Prompt.
Exactly as given, repeat all of the entries.

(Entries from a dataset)
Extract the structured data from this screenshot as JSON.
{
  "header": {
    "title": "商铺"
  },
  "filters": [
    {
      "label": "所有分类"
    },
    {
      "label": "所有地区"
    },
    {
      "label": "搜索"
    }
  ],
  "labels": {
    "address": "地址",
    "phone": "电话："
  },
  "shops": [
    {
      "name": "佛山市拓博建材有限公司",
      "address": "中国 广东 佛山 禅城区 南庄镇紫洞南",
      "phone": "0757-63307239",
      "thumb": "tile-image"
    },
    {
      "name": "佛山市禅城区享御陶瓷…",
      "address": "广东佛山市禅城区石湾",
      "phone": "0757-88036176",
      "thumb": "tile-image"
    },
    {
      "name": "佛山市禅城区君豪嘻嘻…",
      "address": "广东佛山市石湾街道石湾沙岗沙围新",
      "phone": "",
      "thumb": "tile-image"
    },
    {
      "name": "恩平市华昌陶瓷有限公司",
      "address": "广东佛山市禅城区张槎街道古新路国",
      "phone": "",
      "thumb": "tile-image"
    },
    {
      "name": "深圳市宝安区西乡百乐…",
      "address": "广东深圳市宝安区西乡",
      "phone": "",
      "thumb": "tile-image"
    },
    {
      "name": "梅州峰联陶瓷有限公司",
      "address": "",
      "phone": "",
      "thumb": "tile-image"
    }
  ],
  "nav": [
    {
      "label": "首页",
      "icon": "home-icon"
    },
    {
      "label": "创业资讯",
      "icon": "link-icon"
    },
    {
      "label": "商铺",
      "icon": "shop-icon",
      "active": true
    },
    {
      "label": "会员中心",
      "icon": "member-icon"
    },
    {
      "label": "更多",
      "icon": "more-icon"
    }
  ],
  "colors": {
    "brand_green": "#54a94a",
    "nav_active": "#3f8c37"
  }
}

Task solution.
Extract the structured data from this screenshot as JSON.
{
  "header": {
    "title": "商铺"
  },
  "filters": [
    {
      "label": "所有分类"
    },
    {
      "label": "所有地区"
    },
    {
      "label": "搜索"
    }
  ],
  "labels": {
    "address": "地址",
    "phone": "电话："
  },
  "shops": [
    {
      "name": "佛山市拓博建材有限公司",
      "address": "中国 广东 佛山 禅城区 南庄镇紫洞南",
      "phone": "0757-63307239",
      "thumb": "tile-image"
    },
    {
      "name": "佛山市禅城区享御陶瓷…",
      "address": "广东佛山市禅城区石湾",
      "phone": "0757-88036176",
      "thumb": "tile-image"
    },
    {
      "name": "佛山市禅城区君豪嘻嘻…",
      "address": "广东佛山市石湾街道石湾沙岗沙围新",
      "phone": "",
      "thumb": "tile-image"
    },
    {
      "name": "恩平市华昌陶瓷有限公司",
      "address": "广东佛山市禅城区张槎街道古新路国",
      "phone": "",
      "thumb": "tile-image"
    },
    {
      "name": "深圳市宝安区西乡百乐…",
      "address": "广东深圳市宝安区西乡",
      "phone": "",
      "thumb": "tile-image"
    },
    {
      "name": "梅州峰联陶瓷有限公司",
      "address": "",
      "phone": "",
      "thumb": "tile-image"
    }
  ],
  "nav": [
    {
      "label": "首页",
      "icon": "home-icon"
    },
    {
      "label": "创业资讯",
      "icon": "link-icon"
    },
    {
      "label": "商铺",
      "icon": "shop-icon",
      "active": true
    },
    {
      "label": "会员中心",
      "icon": "member-icon"
    },
    {
      "label": "更多",
      "icon": "more-icon"
    }
  ],
  "colors": {
    "brand_green": "#54a94a",
    "nav_active": "#3f8c37"
  }
}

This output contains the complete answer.